> [Your task]:
Each record must be reproduced exactly as it is shown.
□ □ □ □
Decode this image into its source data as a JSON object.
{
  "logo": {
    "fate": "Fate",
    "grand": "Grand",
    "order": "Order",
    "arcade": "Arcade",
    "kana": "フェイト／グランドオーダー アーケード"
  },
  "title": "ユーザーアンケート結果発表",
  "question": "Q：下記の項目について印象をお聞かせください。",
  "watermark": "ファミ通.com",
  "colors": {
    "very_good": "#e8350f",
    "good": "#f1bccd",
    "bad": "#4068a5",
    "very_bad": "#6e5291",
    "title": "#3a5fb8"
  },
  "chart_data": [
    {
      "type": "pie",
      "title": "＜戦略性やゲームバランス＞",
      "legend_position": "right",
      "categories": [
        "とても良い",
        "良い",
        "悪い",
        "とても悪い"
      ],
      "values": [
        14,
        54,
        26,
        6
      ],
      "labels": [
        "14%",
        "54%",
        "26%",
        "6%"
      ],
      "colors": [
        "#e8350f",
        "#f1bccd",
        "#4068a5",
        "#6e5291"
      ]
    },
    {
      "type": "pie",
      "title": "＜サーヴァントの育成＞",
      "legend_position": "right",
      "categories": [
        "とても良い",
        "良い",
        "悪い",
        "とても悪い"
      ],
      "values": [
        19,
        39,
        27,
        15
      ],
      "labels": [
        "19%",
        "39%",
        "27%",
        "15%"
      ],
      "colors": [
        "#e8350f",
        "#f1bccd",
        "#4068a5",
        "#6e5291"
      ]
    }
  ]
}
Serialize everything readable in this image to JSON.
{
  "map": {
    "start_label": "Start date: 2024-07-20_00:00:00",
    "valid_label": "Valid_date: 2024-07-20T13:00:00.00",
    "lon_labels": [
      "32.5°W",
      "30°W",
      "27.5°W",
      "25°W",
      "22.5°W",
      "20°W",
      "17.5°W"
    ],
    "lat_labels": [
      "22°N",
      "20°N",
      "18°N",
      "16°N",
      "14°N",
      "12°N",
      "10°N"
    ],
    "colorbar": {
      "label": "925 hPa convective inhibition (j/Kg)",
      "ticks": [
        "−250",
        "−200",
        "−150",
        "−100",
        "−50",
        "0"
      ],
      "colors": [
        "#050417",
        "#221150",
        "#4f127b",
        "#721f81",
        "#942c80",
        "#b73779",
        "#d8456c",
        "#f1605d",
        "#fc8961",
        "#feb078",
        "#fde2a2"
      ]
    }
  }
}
□ □ □ □
> [Exercise result]:
Decode this image into its source data as a JSON object.
{
  "logo": {
    "fate": "Fate",
    "grand": "Grand",
    "order": "Order",
    "arcade": "Arcade",
    "kana": "フェイト／グランドオーダー アーケード"
  },
  "title": "ユーザーアンケート結果発表",
  "question": "Q：下記の項目について印象をお聞かせください。",
  "watermark": "ファミ通.com",
  "colors": {
    "very_good": "#e8350f",
    "good": "#f1bccd",
    "bad": "#4068a5",
    "very_bad": "#6e5291",
    "title": "#3a5fb8"
  },
  "chart_data": [
    {
      "type": "pie",
      "title": "＜戦略性やゲームバランス＞",
      "legend_position": "right",
      "categories": [
        "とても良い",
        "良い",
        "悪い",
        "とても悪い"
      ],
      "values": [
        14,
        54,
        26,
        6
      ],
      "labels": [
        "14%",
        "54%",
        "26%",
        "6%"
      ],
      "colors": [
        "#e8350f",
        "#f1bccd",
        "#4068a5",
        "#6e5291"
      ]
    },
    {
      "type": "pie",
      "title": "＜サーヴァントの育成＞",
      "legend_position": "right",
      "categories": [
        "とても良い",
        "良い",
        "悪い",
        "とても悪い"
      ],
      "values": [
        19,
        39,
        27,
        15
      ],
      "labels": [
        "19%",
        "39%",
        "27%",
        "15%"
      ],
      "colors": [
        "#e8350f",
        "#f1bccd",
        "#4068a5",
        "#6e5291"
      ]
    }
  ]
}
Serialize everything readable in this image to JSON.
{
  "map": {
    "start_label": "Start date: 2024-07-20_00:00:00",
    "valid_label": "Valid_date: 2024-07-20T13:00:00.00",
    "lon_labels": [
      "32.5°W",
      "30°W",
      "27.5°W",
      "25°W",
      "22.5°W",
      "20°W",
      "17.5°W"
    ],
    "lat_labels": [
      "22°N",
      "20°N",
      "18°N",
      "16°N",
      "14°N",
      "12°N",
      "10°N"
    ],
    "colorbar": {
      "label": "925 hPa convective inhibition (j/Kg)",
      "ticks": [
        "−250",
        "−200",
        "−150",
        "−100",
        "−50",
        "0"
      ],
      "colors": [
        "#050417",
        "#221150",
        "#4f127b",
        "#721f81",
        "#942c80",
        "#b73779",
        "#d8456c",
        "#f1605d",
        "#fc8961",
        "#feb078",
        "#fde2a2"
      ]
    }
  }
}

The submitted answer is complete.